Brief — Copy the complete listing word for word, but do not carry over any images.

Supplied data —

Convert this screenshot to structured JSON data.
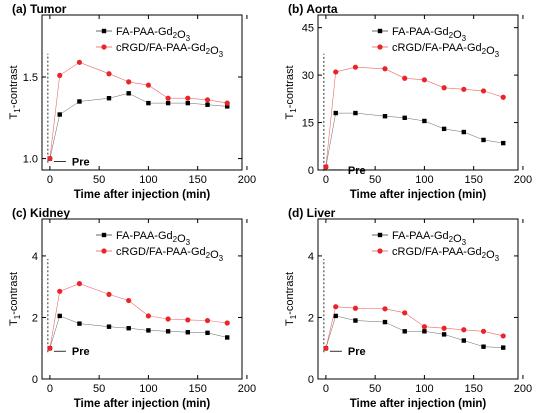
{
  "figure": {
    "xlabel": "Time after injection (min)",
    "ylabel_main": "T",
    "ylabel_sub": "1",
    "ylabel_rest": "-contrast",
    "pre_label": "Pre"
  },
  "chart_data": [
    {
      "type": "line",
      "title": "(a) Tumor",
      "xlabel": "Time after injection (min)",
      "ylabel": "T1-contrast",
      "xlim": [
        -8,
        195
      ],
      "ylim": [
        0.93,
        1.88
      ],
      "xticks": [
        0,
        50,
        100,
        150,
        200
      ],
      "yticks": [
        1.0,
        1.5
      ],
      "ytick_labels": [
        "1.0",
        "1.5"
      ],
      "legend_position": "top-right",
      "series": [
        {
          "name": "FA-PAA-Gd2O3",
          "color": "#000000",
          "marker": "square",
          "x": [
            0,
            10,
            30,
            60,
            80,
            100,
            120,
            140,
            160,
            180
          ],
          "y": [
            1.0,
            1.27,
            1.35,
            1.37,
            1.4,
            1.34,
            1.34,
            1.34,
            1.33,
            1.32
          ]
        },
        {
          "name": "cRGD/FA-PAA-Gd2O3",
          "color": "#e8262a",
          "marker": "circle",
          "x": [
            0,
            10,
            30,
            60,
            80,
            100,
            120,
            140,
            160,
            180
          ],
          "y": [
            1.0,
            1.51,
            1.59,
            1.52,
            1.47,
            1.45,
            1.37,
            1.37,
            1.36,
            1.34
          ]
        }
      ]
    },
    {
      "type": "line",
      "title": "(b) Aorta",
      "xlabel": "Time after injection (min)",
      "ylabel": "T1-contrast",
      "xlim": [
        -8,
        195
      ],
      "ylim": [
        0,
        49
      ],
      "xticks": [
        0,
        50,
        100,
        150,
        200
      ],
      "yticks": [
        0,
        15,
        30,
        45
      ],
      "ytick_labels": [
        "0",
        "15",
        "30",
        "45"
      ],
      "legend_position": "top-right",
      "series": [
        {
          "name": "FA-PAA-Gd2O3",
          "color": "#000000",
          "marker": "square",
          "x": [
            0,
            10,
            30,
            60,
            80,
            100,
            120,
            140,
            160,
            180
          ],
          "y": [
            1.0,
            18.0,
            18.0,
            17.0,
            16.5,
            15.5,
            13.0,
            12.0,
            9.5,
            8.5
          ]
        },
        {
          "name": "cRGD/FA-PAA-Gd2O3",
          "color": "#e8262a",
          "marker": "circle",
          "x": [
            0,
            10,
            30,
            60,
            80,
            100,
            120,
            140,
            160,
            180
          ],
          "y": [
            1.0,
            31.0,
            32.5,
            32.0,
            29.0,
            28.5,
            26.0,
            25.5,
            25.0,
            23.0
          ]
        }
      ]
    },
    {
      "type": "line",
      "title": "(c) Kidney",
      "xlabel": "Time after injection (min)",
      "ylabel": "T1-contrast",
      "xlim": [
        -8,
        195
      ],
      "ylim": [
        0,
        5.2
      ],
      "xticks": [
        0,
        50,
        100,
        150,
        200
      ],
      "yticks": [
        0,
        2,
        4
      ],
      "ytick_labels": [
        "0",
        "2",
        "4"
      ],
      "legend_position": "top-right",
      "series": [
        {
          "name": "FA-PAA-Gd2O3",
          "color": "#000000",
          "marker": "square",
          "x": [
            0,
            10,
            30,
            60,
            80,
            100,
            120,
            140,
            160,
            180
          ],
          "y": [
            1.0,
            2.05,
            1.8,
            1.7,
            1.65,
            1.58,
            1.55,
            1.52,
            1.5,
            1.35
          ]
        },
        {
          "name": "cRGD/FA-PAA-Gd2O3",
          "color": "#e8262a",
          "marker": "circle",
          "x": [
            0,
            10,
            30,
            60,
            80,
            100,
            120,
            140,
            160,
            180
          ],
          "y": [
            1.0,
            2.85,
            3.1,
            2.75,
            2.55,
            2.05,
            1.95,
            1.92,
            1.9,
            1.82
          ]
        }
      ]
    },
    {
      "type": "line",
      "title": "(d) Liver",
      "xlabel": "Time after injection (min)",
      "ylabel": "T1-contrast",
      "xlim": [
        -8,
        195
      ],
      "ylim": [
        0,
        5.2
      ],
      "xticks": [
        0,
        50,
        100,
        150,
        200
      ],
      "yticks": [
        0,
        2,
        4
      ],
      "ytick_labels": [
        "0",
        "2",
        "4"
      ],
      "legend_position": "top-right",
      "series": [
        {
          "name": "FA-PAA-Gd2O3",
          "color": "#000000",
          "marker": "square",
          "x": [
            0,
            10,
            30,
            60,
            80,
            100,
            120,
            140,
            160,
            180
          ],
          "y": [
            1.0,
            2.05,
            1.9,
            1.85,
            1.55,
            1.55,
            1.45,
            1.25,
            1.05,
            1.02
          ]
        },
        {
          "name": "cRGD/FA-PAA-Gd2O3",
          "color": "#e8262a",
          "marker": "circle",
          "x": [
            0,
            10,
            30,
            60,
            80,
            100,
            120,
            140,
            160,
            180
          ],
          "y": [
            1.0,
            2.35,
            2.3,
            2.28,
            2.15,
            1.7,
            1.65,
            1.6,
            1.55,
            1.4
          ]
        }
      ]
    }
  ]
}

Expected output —
Convert this screenshot to structured JSON data.
{
  "figure": {
    "xlabel": "Time after injection (min)",
    "ylabel_main": "T",
    "ylabel_sub": "1",
    "ylabel_rest": "-contrast",
    "pre_label": "Pre"
  },
  "chart_data": [
    {
      "type": "line",
      "title": "(a) Tumor",
      "xlabel": "Time after injection (min)",
      "ylabel": "T1-contrast",
      "xlim": [
        -8,
        195
      ],
      "ylim": [
        0.93,
        1.88
      ],
      "xticks": [
        0,
        50,
        100,
        150,
        200
      ],
      "yticks": [
        1.0,
        1.5
      ],
      "ytick_labels": [
        "1.0",
        "1.5"
      ],
      "legend_position": "top-right",
      "series": [
        {
          "name": "FA-PAA-Gd2O3",
          "color": "#000000",
          "marker": "square",
          "x": [
            0,
            10,
            30,
            60,
            80,
            100,
            120,
            140,
            160,
            180
          ],
          "y": [
            1.0,
            1.27,
            1.35,
            1.37,
            1.4,
            1.34,
            1.34,
            1.34,
            1.33,
            1.32
          ]
        },
        {
          "name": "cRGD/FA-PAA-Gd2O3",
          "color": "#e8262a",
          "marker": "circle",
          "x": [
            0,
            10,
            30,
            60,
            80,
            100,
            120,
            140,
            160,
            180
          ],
          "y": [
            1.0,
            1.51,
            1.59,
            1.52,
            1.47,
            1.45,
            1.37,
            1.37,
            1.36,
            1.34
          ]
        }
      ]
    },
    {
      "type": "line",
      "title": "(b) Aorta",
      "xlabel": "Time after injection (min)",
      "ylabel": "T1-contrast",
      "xlim": [
        -8,
        195
      ],
      "ylim": [
        0,
        49
      ],
      "xticks": [
        0,
        50,
        100,
        150,
        200
      ],
      "yticks": [
        0,
        15,
        30,
        45
      ],
      "ytick_labels": [
        "0",
        "15",
        "30",
        "45"
      ],
      "legend_position": "top-right",
      "series": [
        {
          "name": "FA-PAA-Gd2O3",
          "color": "#000000",
          "marker": "square",
          "x": [
            0,
            10,
            30,
            60,
            80,
            100,
            120,
            140,
            160,
            180
          ],
          "y": [
            1.0,
            18.0,
            18.0,
            17.0,
            16.5,
            15.5,
            13.0,
            12.0,
            9.5,
            8.5
          ]
        },
        {
          "name": "cRGD/FA-PAA-Gd2O3",
          "color": "#e8262a",
          "marker": "circle",
          "x": [
            0,
            10,
            30,
            60,
            80,
            100,
            120,
            140,
            160,
            180
          ],
          "y": [
            1.0,
            31.0,
            32.5,
            32.0,
            29.0,
            28.5,
            26.0,
            25.5,
            25.0,
            23.0
          ]
        }
      ]
    },
    {
      "type": "line",
      "title": "(c) Kidney",
      "xlabel": "Time after injection (min)",
      "ylabel": "T1-contrast",
      "xlim": [
        -8,
        195
      ],
      "ylim": [
        0,
        5.2
      ],
      "xticks": [
        0,
        50,
        100,
        150,
        200
      ],
      "yticks": [
        0,
        2,
        4
      ],
      "ytick_labels": [
        "0",
        "2",
        "4"
      ],
      "legend_position": "top-right",
      "series": [
        {
          "name": "FA-PAA-Gd2O3",
          "color": "#000000",
          "marker": "square",
          "x": [
            0,
            10,
            30,
            60,
            80,
            100,
            120,
            140,
            160,
            180
          ],
          "y": [
            1.0,
            2.05,
            1.8,
            1.7,
            1.65,
            1.58,
            1.55,
            1.52,
            1.5,
            1.35
          ]
        },
        {
          "name": "cRGD/FA-PAA-Gd2O3",
          "color": "#e8262a",
          "marker": "circle",
          "x": [
            0,
            10,
            30,
            60,
            80,
            100,
            120,
            140,
            160,
            180
          ],
          "y": [
            1.0,
            2.85,
            3.1,
            2.75,
            2.55,
            2.05,
            1.95,
            1.92,
            1.9,
            1.82
          ]
        }
      ]
    },
    {
      "type": "line",
      "title": "(d) Liver",
      "xlabel": "Time after injection (min)",
      "ylabel": "T1-contrast",
      "xlim": [
        -8,
        195
      ],
      "ylim": [
        0,
        5.2
      ],
      "xticks": [
        0,
        50,
        100,
        150,
        200
      ],
      "yticks": [
        0,
        2,
        4
      ],
      "ytick_labels": [
        "0",
        "2",
        "4"
      ],
      "legend_position": "top-right",
      "series": [
        {
          "name": "FA-PAA-Gd2O3",
          "color": "#000000",
          "marker": "square",
          "x": [
            0,
            10,
            30,
            60,
            80,
            100,
            120,
            140,
            160,
            180
          ],
          "y": [
            1.0,
            2.05,
            1.9,
            1.85,
            1.55,
            1.55,
            1.45,
            1.25,
            1.05,
            1.02
          ]
        },
        {
          "name": "cRGD/FA-PAA-Gd2O3",
          "color": "#e8262a",
          "marker": "circle",
          "x": [
            0,
            10,
            30,
            60,
            80,
            100,
            120,
            140,
            160,
            180
          ],
          "y": [
            1.0,
            2.35,
            2.3,
            2.28,
            2.15,
            1.7,
            1.65,
            1.6,
            1.55,
            1.4
          ]
        }
      ]
    }
  ]
}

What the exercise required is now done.